> **To be done**:
Exactly as they appear, output all of the entries.

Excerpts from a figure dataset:

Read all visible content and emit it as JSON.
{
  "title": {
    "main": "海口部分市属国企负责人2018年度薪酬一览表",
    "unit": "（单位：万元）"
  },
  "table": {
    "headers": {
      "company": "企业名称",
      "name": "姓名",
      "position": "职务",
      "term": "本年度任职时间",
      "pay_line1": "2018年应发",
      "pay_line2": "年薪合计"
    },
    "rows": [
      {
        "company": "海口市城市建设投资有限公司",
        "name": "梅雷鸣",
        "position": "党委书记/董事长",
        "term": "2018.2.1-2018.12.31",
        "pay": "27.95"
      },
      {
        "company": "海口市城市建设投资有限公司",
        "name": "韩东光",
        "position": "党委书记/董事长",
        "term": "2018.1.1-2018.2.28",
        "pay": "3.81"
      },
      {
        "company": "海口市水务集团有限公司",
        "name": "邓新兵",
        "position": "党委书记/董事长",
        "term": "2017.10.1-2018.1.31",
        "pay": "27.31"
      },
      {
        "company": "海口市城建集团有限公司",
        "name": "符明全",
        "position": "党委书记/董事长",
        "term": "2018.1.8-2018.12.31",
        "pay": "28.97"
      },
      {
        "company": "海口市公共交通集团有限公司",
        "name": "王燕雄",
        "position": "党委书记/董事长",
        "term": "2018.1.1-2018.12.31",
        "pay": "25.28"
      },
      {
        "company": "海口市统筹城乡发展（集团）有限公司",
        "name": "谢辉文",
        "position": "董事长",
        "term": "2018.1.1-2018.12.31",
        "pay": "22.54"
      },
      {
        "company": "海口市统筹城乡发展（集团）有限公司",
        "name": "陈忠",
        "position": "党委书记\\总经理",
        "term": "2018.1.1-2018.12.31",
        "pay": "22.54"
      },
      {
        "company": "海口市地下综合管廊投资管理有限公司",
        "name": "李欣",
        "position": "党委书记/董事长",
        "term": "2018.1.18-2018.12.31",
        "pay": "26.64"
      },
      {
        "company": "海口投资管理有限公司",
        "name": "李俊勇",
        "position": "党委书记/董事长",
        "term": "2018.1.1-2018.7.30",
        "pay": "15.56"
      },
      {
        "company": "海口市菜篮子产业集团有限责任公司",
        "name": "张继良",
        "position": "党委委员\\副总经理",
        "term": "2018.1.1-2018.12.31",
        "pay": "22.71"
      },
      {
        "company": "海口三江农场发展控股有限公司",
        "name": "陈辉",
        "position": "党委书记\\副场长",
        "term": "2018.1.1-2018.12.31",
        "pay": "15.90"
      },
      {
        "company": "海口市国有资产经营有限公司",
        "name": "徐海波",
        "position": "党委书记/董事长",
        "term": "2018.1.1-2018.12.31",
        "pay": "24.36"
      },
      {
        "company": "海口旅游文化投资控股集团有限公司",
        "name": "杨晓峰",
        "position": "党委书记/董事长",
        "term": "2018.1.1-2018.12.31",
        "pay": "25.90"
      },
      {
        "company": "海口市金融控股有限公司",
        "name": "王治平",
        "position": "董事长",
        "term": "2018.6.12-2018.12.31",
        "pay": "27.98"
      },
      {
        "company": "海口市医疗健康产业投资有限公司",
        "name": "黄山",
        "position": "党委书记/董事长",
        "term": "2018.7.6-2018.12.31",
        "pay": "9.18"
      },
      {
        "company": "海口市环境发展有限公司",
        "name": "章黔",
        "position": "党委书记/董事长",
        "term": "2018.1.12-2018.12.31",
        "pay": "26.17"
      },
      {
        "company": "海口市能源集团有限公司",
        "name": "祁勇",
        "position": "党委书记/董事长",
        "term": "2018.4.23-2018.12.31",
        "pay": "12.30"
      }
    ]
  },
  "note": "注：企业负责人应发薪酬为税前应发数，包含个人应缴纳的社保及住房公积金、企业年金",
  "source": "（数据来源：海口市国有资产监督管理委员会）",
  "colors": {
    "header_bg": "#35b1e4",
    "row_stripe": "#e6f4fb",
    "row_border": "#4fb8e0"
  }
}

> **In response**:
Read all visible content and emit it as JSON.
{
  "title": {
    "main": "海口部分市属国企负责人2018年度薪酬一览表",
    "unit": "（单位：万元）"
  },
  "table": {
    "headers": {
      "company": "企业名称",
      "name": "姓名",
      "position": "职务",
      "term": "本年度任职时间",
      "pay_line1": "2018年应发",
      "pay_line2": "年薪合计"
    },
    "rows": [
      {
        "company": "海口市城市建设投资有限公司",
        "name": "梅雷鸣",
        "position": "党委书记/董事长",
        "term": "2018.2.1-2018.12.31",
        "pay": "27.95"
      },
      {
        "company": "海口市城市建设投资有限公司",
        "name": "韩东光",
        "position": "党委书记/董事长",
        "term": "2018.1.1-2018.2.28",
        "pay": "3.81"
      },
      {
        "company": "海口市水务集团有限公司",
        "name": "邓新兵",
        "position": "党委书记/董事长",
        "term": "2017.10.1-2018.1.31",
        "pay": "27.31"
      },
      {
        "company": "海口市城建集团有限公司",
        "name": "符明全",
        "position": "党委书记/董事长",
        "term": "2018.1.8-2018.12.31",
        "pay": "28.97"
      },
      {
        "company": "海口市公共交通集团有限公司",
        "name": "王燕雄",
        "position": "党委书记/董事长",
        "term": "2018.1.1-2018.12.31",
        "pay": "25.28"
      },
      {
        "company": "海口市统筹城乡发展（集团）有限公司",
        "name": "谢辉文",
        "position": "董事长",
        "term": "2018.1.1-2018.12.31",
        "pay": "22.54"
      },
      {
        "company": "海口市统筹城乡发展（集团）有限公司",
        "name": "陈忠",
        "position": "党委书记\\总经理",
        "term": "2018.1.1-2018.12.31",
        "pay": "22.54"
      },
      {
        "company": "海口市地下综合管廊投资管理有限公司",
        "name": "李欣",
        "position": "党委书记/董事长",
        "term": "2018.1.18-2018.12.31",
        "pay": "26.64"
      },
      {
        "company": "海口投资管理有限公司",
        "name": "李俊勇",
        "position": "党委书记/董事长",
        "term": "2018.1.1-2018.7.30",
        "pay": "15.56"
      },
      {
        "company": "海口市菜篮子产业集团有限责任公司",
        "name": "张继良",
        "position": "党委委员\\副总经理",
        "term": "2018.1.1-2018.12.31",
        "pay": "22.71"
      },
      {
        "company": "海口三江农场发展控股有限公司",
        "name": "陈辉",
        "position": "党委书记\\副场长",
        "term": "2018.1.1-2018.12.31",
        "pay": "15.90"
      },
      {
        "company": "海口市国有资产经营有限公司",
        "name": "徐海波",
        "position": "党委书记/董事长",
        "term": "2018.1.1-2018.12.31",
        "pay": "24.36"
      },
      {
        "company": "海口旅游文化投资控股集团有限公司",
        "name": "杨晓峰",
        "position": "党委书记/董事长",
        "term": "2018.1.1-2018.12.31",
        "pay": "25.90"
      },
      {
        "company": "海口市金融控股有限公司",
        "name": "王治平",
        "position": "董事长",
        "term": "2018.6.12-2018.12.31",
        "pay": "27.98"
      },
      {
        "company": "海口市医疗健康产业投资有限公司",
        "name": "黄山",
        "position": "党委书记/董事长",
        "term": "2018.7.6-2018.12.31",
        "pay": "9.18"
      },
      {
        "company": "海口市环境发展有限公司",
        "name": "章黔",
        "position": "党委书记/董事长",
        "term": "2018.1.12-2018.12.31",
        "pay": "26.17"
      },
      {
        "company": "海口市能源集团有限公司",
        "name": "祁勇",
        "position": "党委书记/董事长",
        "term": "2018.4.23-2018.12.31",
        "pay": "12.30"
      }
    ]
  },
  "note": "注：企业负责人应发薪酬为税前应发数，包含个人应缴纳的社保及住房公积金、企业年金",
  "source": "（数据来源：海口市国有资产监督管理委员会）",
  "colors": {
    "header_bg": "#35b1e4",
    "row_stripe": "#e6f4fb",
    "row_border": "#4fb8e0"
  }
}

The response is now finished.